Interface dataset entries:
########################################

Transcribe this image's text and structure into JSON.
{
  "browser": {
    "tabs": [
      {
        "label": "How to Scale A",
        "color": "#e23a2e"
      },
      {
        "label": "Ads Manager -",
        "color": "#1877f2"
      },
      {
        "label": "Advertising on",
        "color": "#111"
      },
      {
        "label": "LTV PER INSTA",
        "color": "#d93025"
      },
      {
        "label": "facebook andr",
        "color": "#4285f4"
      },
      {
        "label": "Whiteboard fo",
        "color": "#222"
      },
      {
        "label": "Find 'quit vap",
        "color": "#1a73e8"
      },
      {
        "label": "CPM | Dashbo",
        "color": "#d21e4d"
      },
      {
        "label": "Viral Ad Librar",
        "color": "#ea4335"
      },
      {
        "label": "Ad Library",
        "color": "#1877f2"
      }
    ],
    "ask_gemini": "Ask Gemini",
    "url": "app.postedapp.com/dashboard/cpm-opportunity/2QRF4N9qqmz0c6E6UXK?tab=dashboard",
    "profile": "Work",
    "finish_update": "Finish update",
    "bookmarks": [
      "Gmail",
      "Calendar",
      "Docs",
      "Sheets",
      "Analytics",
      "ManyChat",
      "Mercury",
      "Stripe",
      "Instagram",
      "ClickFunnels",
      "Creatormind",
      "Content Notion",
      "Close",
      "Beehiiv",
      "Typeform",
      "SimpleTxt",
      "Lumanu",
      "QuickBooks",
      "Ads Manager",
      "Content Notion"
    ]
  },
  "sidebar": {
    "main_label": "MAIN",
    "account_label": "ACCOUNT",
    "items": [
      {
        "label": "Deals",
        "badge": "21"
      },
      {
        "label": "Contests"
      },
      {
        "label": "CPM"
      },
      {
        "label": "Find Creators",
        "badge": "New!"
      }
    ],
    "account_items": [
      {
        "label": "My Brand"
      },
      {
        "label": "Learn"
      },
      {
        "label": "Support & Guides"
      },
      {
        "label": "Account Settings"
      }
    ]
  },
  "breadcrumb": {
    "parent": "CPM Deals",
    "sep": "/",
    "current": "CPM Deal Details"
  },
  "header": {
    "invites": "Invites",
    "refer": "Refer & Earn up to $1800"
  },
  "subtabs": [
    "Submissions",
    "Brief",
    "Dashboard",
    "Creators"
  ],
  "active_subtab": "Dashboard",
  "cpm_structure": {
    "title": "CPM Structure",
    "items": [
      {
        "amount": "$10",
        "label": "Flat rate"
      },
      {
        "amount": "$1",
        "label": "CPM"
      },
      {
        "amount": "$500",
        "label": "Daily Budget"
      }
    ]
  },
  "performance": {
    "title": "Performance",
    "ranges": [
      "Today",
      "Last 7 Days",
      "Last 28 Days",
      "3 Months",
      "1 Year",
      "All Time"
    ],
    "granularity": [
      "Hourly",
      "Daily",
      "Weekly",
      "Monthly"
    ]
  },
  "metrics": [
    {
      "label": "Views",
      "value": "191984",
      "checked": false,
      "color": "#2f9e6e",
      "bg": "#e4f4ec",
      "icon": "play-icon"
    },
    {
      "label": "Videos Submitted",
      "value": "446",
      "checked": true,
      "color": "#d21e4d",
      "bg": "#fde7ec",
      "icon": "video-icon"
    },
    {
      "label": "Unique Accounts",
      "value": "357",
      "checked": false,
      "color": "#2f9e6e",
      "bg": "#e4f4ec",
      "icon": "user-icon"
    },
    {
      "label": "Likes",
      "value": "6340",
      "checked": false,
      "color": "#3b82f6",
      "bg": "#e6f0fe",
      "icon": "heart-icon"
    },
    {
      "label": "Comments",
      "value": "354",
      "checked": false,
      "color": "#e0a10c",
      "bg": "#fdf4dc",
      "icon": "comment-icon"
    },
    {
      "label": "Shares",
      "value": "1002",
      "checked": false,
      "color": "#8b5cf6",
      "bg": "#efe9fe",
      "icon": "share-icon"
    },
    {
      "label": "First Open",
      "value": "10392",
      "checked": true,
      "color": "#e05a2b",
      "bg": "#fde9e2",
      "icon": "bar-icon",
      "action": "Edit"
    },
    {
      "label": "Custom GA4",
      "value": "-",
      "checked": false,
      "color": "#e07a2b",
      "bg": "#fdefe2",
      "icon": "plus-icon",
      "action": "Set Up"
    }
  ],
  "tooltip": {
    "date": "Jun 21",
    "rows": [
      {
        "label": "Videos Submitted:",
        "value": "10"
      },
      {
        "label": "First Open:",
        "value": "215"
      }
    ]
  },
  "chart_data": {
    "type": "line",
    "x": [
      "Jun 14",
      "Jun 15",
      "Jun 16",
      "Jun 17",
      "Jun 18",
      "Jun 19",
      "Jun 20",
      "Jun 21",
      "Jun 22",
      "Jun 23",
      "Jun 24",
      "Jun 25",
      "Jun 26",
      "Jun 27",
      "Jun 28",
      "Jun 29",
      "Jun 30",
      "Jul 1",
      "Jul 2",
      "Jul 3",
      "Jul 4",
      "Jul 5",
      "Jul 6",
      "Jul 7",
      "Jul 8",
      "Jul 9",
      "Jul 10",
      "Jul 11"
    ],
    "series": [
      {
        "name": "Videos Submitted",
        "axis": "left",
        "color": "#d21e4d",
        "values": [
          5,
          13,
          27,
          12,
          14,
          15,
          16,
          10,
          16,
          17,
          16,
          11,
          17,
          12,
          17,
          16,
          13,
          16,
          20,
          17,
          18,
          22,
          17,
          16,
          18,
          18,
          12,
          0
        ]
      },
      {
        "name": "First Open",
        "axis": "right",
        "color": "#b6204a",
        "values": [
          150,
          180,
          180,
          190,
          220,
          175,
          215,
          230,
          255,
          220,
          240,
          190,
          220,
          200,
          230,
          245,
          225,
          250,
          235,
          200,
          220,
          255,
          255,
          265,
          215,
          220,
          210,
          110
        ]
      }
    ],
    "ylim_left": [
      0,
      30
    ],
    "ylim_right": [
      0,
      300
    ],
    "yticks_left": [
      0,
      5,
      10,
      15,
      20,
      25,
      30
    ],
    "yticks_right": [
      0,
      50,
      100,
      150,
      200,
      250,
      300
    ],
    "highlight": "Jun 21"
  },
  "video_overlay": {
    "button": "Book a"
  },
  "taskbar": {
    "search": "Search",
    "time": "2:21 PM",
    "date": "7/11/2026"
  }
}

########################################

Problem to work on:
Scan the lines above for the word "title", then copy each line that has it.

Response:
    "title": "CPM Structure",
    "title": "Performance",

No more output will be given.